Copy out each line featuring the string "Insert" from the entries beneath.

### TASK MATERIAL:
· · · · · · ·
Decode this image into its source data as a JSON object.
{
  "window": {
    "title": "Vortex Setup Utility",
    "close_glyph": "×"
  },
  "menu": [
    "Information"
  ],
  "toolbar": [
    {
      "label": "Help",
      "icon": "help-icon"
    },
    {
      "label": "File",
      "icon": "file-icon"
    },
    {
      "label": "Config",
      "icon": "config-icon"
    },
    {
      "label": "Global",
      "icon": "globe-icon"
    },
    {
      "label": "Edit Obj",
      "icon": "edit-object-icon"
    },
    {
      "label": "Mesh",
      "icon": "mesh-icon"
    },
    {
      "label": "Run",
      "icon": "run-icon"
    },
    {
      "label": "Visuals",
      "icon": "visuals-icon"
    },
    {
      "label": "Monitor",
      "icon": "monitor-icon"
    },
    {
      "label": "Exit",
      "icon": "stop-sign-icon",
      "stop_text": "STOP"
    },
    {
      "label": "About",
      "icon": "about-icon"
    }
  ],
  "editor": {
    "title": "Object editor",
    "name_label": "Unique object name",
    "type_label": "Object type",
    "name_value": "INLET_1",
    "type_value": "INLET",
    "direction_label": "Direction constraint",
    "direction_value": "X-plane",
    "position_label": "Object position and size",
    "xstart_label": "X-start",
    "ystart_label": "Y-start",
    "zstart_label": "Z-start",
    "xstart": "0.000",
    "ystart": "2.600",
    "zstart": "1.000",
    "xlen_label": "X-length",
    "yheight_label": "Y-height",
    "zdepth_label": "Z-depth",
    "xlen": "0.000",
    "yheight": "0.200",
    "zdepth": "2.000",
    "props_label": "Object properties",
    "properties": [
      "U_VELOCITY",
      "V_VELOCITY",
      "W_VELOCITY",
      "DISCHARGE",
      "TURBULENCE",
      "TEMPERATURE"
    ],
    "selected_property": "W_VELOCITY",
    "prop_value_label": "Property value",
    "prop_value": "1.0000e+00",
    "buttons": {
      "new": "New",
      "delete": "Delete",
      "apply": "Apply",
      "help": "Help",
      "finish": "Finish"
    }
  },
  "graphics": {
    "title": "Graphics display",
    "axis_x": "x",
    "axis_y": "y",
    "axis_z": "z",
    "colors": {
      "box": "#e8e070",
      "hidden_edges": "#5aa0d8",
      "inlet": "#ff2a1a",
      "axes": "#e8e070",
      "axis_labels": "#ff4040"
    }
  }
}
· · · · · · ·
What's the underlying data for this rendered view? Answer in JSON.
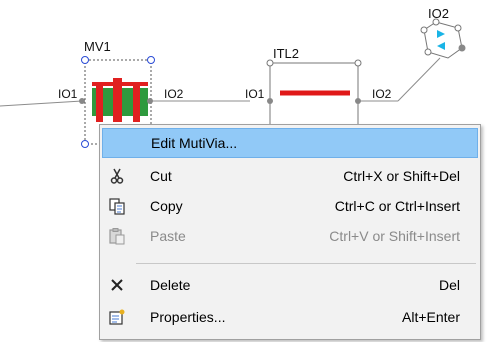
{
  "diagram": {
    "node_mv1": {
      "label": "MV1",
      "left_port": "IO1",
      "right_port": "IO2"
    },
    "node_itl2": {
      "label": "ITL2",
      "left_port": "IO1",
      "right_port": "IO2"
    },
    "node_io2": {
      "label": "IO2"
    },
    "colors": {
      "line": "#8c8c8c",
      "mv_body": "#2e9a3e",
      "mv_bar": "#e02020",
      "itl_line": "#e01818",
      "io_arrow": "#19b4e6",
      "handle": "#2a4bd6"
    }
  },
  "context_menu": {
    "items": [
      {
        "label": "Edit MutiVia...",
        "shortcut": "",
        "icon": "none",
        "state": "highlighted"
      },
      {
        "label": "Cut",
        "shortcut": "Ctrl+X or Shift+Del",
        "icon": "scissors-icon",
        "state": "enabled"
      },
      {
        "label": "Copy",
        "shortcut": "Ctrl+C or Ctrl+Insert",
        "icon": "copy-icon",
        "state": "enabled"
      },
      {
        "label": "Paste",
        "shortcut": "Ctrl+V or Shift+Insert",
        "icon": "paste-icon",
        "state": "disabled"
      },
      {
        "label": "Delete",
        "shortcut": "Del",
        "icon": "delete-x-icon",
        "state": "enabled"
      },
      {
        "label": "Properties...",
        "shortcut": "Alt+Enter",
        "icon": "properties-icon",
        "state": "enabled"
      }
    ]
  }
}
· · · · · · ·
### SOLUTION:
        "shortcut": "Ctrl+C or Ctrl+Insert",
        "shortcut": "Ctrl+V or Shift+Insert",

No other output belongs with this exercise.